PROBLEM DETAILS -> Retype all of the listing exactly, passing over any picture you find.
# Start of GIVEN RECORDS
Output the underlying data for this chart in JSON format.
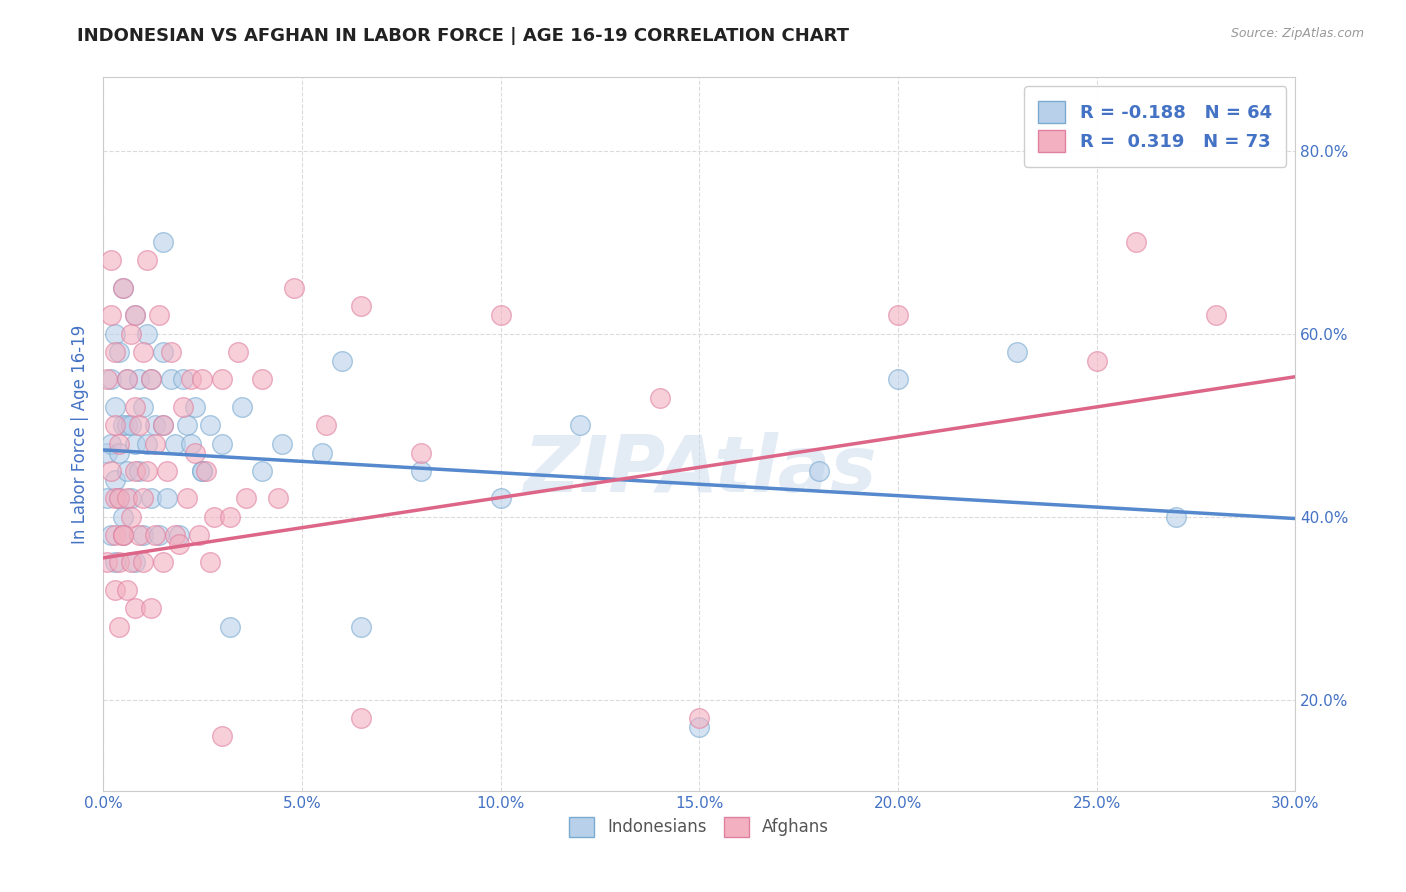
{
  "title": "INDONESIAN VS AFGHAN IN LABOR FORCE | AGE 16-19 CORRELATION CHART",
  "source_text": "Source: ZipAtlas.com",
  "ylabel": "In Labor Force | Age 16-19",
  "xlim": [
    0.0,
    0.3
  ],
  "ylim": [
    0.1,
    0.88
  ],
  "xticks": [
    0.0,
    0.05,
    0.1,
    0.15,
    0.2,
    0.25,
    0.3
  ],
  "xtick_labels": [
    "0.0%",
    "5.0%",
    "10.0%",
    "15.0%",
    "20.0%",
    "25.0%",
    "30.0%"
  ],
  "ytick_labels": [
    "20.0%",
    "40.0%",
    "60.0%",
    "80.0%"
  ],
  "yticks": [
    0.2,
    0.4,
    0.6,
    0.8
  ],
  "legend_r1": "R = -0.188",
  "legend_n1": "N = 64",
  "legend_r2": "R =  0.319",
  "legend_n2": "N = 73",
  "blue_fill": "#B8D0EA",
  "pink_fill": "#F2B0C0",
  "blue_edge": "#7AAAD0",
  "pink_edge": "#E080A0",
  "blue_line": "#5588CC",
  "pink_line": "#DD6688",
  "text_color": "#4472C4",
  "watermark": "ZIPAtlas",
  "background_color": "#FFFFFF",
  "grid_color": "#CCCCCC",
  "indonesian_x": [
    0.001,
    0.001,
    0.002,
    0.002,
    0.002,
    0.003,
    0.003,
    0.003,
    0.003,
    0.004,
    0.004,
    0.004,
    0.005,
    0.005,
    0.005,
    0.005,
    0.006,
    0.006,
    0.006,
    0.007,
    0.007,
    0.008,
    0.008,
    0.008,
    0.009,
    0.009,
    0.01,
    0.01,
    0.011,
    0.011,
    0.012,
    0.012,
    0.013,
    0.014,
    0.015,
    0.015,
    0.016,
    0.017,
    0.018,
    0.019,
    0.02,
    0.021,
    0.022,
    0.023,
    0.025,
    0.027,
    0.03,
    0.032,
    0.035,
    0.04,
    0.045,
    0.055,
    0.065,
    0.08,
    0.1,
    0.12,
    0.15,
    0.18,
    0.2,
    0.23,
    0.27,
    0.015,
    0.025,
    0.06
  ],
  "indonesian_y": [
    0.47,
    0.42,
    0.55,
    0.38,
    0.48,
    0.52,
    0.44,
    0.6,
    0.35,
    0.47,
    0.58,
    0.42,
    0.5,
    0.4,
    0.65,
    0.38,
    0.45,
    0.55,
    0.5,
    0.5,
    0.42,
    0.48,
    0.62,
    0.35,
    0.55,
    0.45,
    0.52,
    0.38,
    0.48,
    0.6,
    0.42,
    0.55,
    0.5,
    0.38,
    0.58,
    0.5,
    0.42,
    0.55,
    0.48,
    0.38,
    0.55,
    0.5,
    0.48,
    0.52,
    0.45,
    0.5,
    0.48,
    0.28,
    0.52,
    0.45,
    0.48,
    0.47,
    0.28,
    0.45,
    0.42,
    0.5,
    0.17,
    0.45,
    0.55,
    0.58,
    0.4,
    0.7,
    0.45,
    0.57
  ],
  "afghan_x": [
    0.001,
    0.001,
    0.002,
    0.002,
    0.002,
    0.003,
    0.003,
    0.003,
    0.003,
    0.004,
    0.004,
    0.004,
    0.005,
    0.005,
    0.006,
    0.006,
    0.007,
    0.007,
    0.008,
    0.008,
    0.008,
    0.009,
    0.009,
    0.01,
    0.01,
    0.011,
    0.011,
    0.012,
    0.013,
    0.013,
    0.014,
    0.015,
    0.015,
    0.016,
    0.017,
    0.018,
    0.019,
    0.02,
    0.021,
    0.022,
    0.023,
    0.024,
    0.025,
    0.026,
    0.027,
    0.028,
    0.03,
    0.032,
    0.034,
    0.036,
    0.04,
    0.044,
    0.048,
    0.056,
    0.065,
    0.08,
    0.1,
    0.14,
    0.2,
    0.26,
    0.28,
    0.003,
    0.004,
    0.005,
    0.006,
    0.007,
    0.008,
    0.01,
    0.012,
    0.03,
    0.065,
    0.15,
    0.25
  ],
  "afghan_y": [
    0.35,
    0.55,
    0.62,
    0.45,
    0.68,
    0.5,
    0.42,
    0.58,
    0.38,
    0.35,
    0.48,
    0.42,
    0.65,
    0.38,
    0.55,
    0.42,
    0.6,
    0.35,
    0.52,
    0.45,
    0.62,
    0.38,
    0.5,
    0.58,
    0.42,
    0.68,
    0.45,
    0.55,
    0.38,
    0.48,
    0.62,
    0.35,
    0.5,
    0.45,
    0.58,
    0.38,
    0.37,
    0.52,
    0.42,
    0.55,
    0.47,
    0.38,
    0.55,
    0.45,
    0.35,
    0.4,
    0.55,
    0.4,
    0.58,
    0.42,
    0.55,
    0.42,
    0.65,
    0.5,
    0.63,
    0.47,
    0.62,
    0.53,
    0.62,
    0.7,
    0.62,
    0.32,
    0.28,
    0.38,
    0.32,
    0.4,
    0.3,
    0.35,
    0.3,
    0.16,
    0.18,
    0.18,
    0.57
  ],
  "blue_line_x0": 0.0,
  "blue_line_y0": 0.473,
  "blue_line_x1": 0.3,
  "blue_line_y1": 0.398,
  "pink_line_x0": 0.0,
  "pink_line_y0": 0.355,
  "pink_line_x1": 0.3,
  "pink_line_y1": 0.553
}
# End of GIVEN RECORDS
TASK RESPONSE ->
Output the underlying data for this chart in JSON format.
{
  "title": "INDONESIAN VS AFGHAN IN LABOR FORCE | AGE 16-19 CORRELATION CHART",
  "source_text": "Source: ZipAtlas.com",
  "ylabel": "In Labor Force | Age 16-19",
  "xlim": [
    0.0,
    0.3
  ],
  "ylim": [
    0.1,
    0.88
  ],
  "xticks": [
    0.0,
    0.05,
    0.1,
    0.15,
    0.2,
    0.25,
    0.3
  ],
  "xtick_labels": [
    "0.0%",
    "5.0%",
    "10.0%",
    "15.0%",
    "20.0%",
    "25.0%",
    "30.0%"
  ],
  "ytick_labels": [
    "20.0%",
    "40.0%",
    "60.0%",
    "80.0%"
  ],
  "yticks": [
    0.2,
    0.4,
    0.6,
    0.8
  ],
  "legend_r1": "R = -0.188",
  "legend_n1": "N = 64",
  "legend_r2": "R =  0.319",
  "legend_n2": "N = 73",
  "blue_fill": "#B8D0EA",
  "pink_fill": "#F2B0C0",
  "blue_edge": "#7AAAD0",
  "pink_edge": "#E080A0",
  "blue_line": "#5588CC",
  "pink_line": "#DD6688",
  "text_color": "#4472C4",
  "watermark": "ZIPAtlas",
  "background_color": "#FFFFFF",
  "grid_color": "#CCCCCC",
  "indonesian_x": [
    0.001,
    0.001,
    0.002,
    0.002,
    0.002,
    0.003,
    0.003,
    0.003,
    0.003,
    0.004,
    0.004,
    0.004,
    0.005,
    0.005,
    0.005,
    0.005,
    0.006,
    0.006,
    0.006,
    0.007,
    0.007,
    0.008,
    0.008,
    0.008,
    0.009,
    0.009,
    0.01,
    0.01,
    0.011,
    0.011,
    0.012,
    0.012,
    0.013,
    0.014,
    0.015,
    0.015,
    0.016,
    0.017,
    0.018,
    0.019,
    0.02,
    0.021,
    0.022,
    0.023,
    0.025,
    0.027,
    0.03,
    0.032,
    0.035,
    0.04,
    0.045,
    0.055,
    0.065,
    0.08,
    0.1,
    0.12,
    0.15,
    0.18,
    0.2,
    0.23,
    0.27,
    0.015,
    0.025,
    0.06
  ],
  "indonesian_y": [
    0.47,
    0.42,
    0.55,
    0.38,
    0.48,
    0.52,
    0.44,
    0.6,
    0.35,
    0.47,
    0.58,
    0.42,
    0.5,
    0.4,
    0.65,
    0.38,
    0.45,
    0.55,
    0.5,
    0.5,
    0.42,
    0.48,
    0.62,
    0.35,
    0.55,
    0.45,
    0.52,
    0.38,
    0.48,
    0.6,
    0.42,
    0.55,
    0.5,
    0.38,
    0.58,
    0.5,
    0.42,
    0.55,
    0.48,
    0.38,
    0.55,
    0.5,
    0.48,
    0.52,
    0.45,
    0.5,
    0.48,
    0.28,
    0.52,
    0.45,
    0.48,
    0.47,
    0.28,
    0.45,
    0.42,
    0.5,
    0.17,
    0.45,
    0.55,
    0.58,
    0.4,
    0.7,
    0.45,
    0.57
  ],
  "afghan_x": [
    0.001,
    0.001,
    0.002,
    0.002,
    0.002,
    0.003,
    0.003,
    0.003,
    0.003,
    0.004,
    0.004,
    0.004,
    0.005,
    0.005,
    0.006,
    0.006,
    0.007,
    0.007,
    0.008,
    0.008,
    0.008,
    0.009,
    0.009,
    0.01,
    0.01,
    0.011,
    0.011,
    0.012,
    0.013,
    0.013,
    0.014,
    0.015,
    0.015,
    0.016,
    0.017,
    0.018,
    0.019,
    0.02,
    0.021,
    0.022,
    0.023,
    0.024,
    0.025,
    0.026,
    0.027,
    0.028,
    0.03,
    0.032,
    0.034,
    0.036,
    0.04,
    0.044,
    0.048,
    0.056,
    0.065,
    0.08,
    0.1,
    0.14,
    0.2,
    0.26,
    0.28,
    0.003,
    0.004,
    0.005,
    0.006,
    0.007,
    0.008,
    0.01,
    0.012,
    0.03,
    0.065,
    0.15,
    0.25
  ],
  "afghan_y": [
    0.35,
    0.55,
    0.62,
    0.45,
    0.68,
    0.5,
    0.42,
    0.58,
    0.38,
    0.35,
    0.48,
    0.42,
    0.65,
    0.38,
    0.55,
    0.42,
    0.6,
    0.35,
    0.52,
    0.45,
    0.62,
    0.38,
    0.5,
    0.58,
    0.42,
    0.68,
    0.45,
    0.55,
    0.38,
    0.48,
    0.62,
    0.35,
    0.5,
    0.45,
    0.58,
    0.38,
    0.37,
    0.52,
    0.42,
    0.55,
    0.47,
    0.38,
    0.55,
    0.45,
    0.35,
    0.4,
    0.55,
    0.4,
    0.58,
    0.42,
    0.55,
    0.42,
    0.65,
    0.5,
    0.63,
    0.47,
    0.62,
    0.53,
    0.62,
    0.7,
    0.62,
    0.32,
    0.28,
    0.38,
    0.32,
    0.4,
    0.3,
    0.35,
    0.3,
    0.16,
    0.18,
    0.18,
    0.57
  ],
  "blue_line_x0": 0.0,
  "blue_line_y0": 0.473,
  "blue_line_x1": 0.3,
  "blue_line_y1": 0.398,
  "pink_line_x0": 0.0,
  "pink_line_y0": 0.355,
  "pink_line_x1": 0.3,
  "pink_line_y1": 0.553
}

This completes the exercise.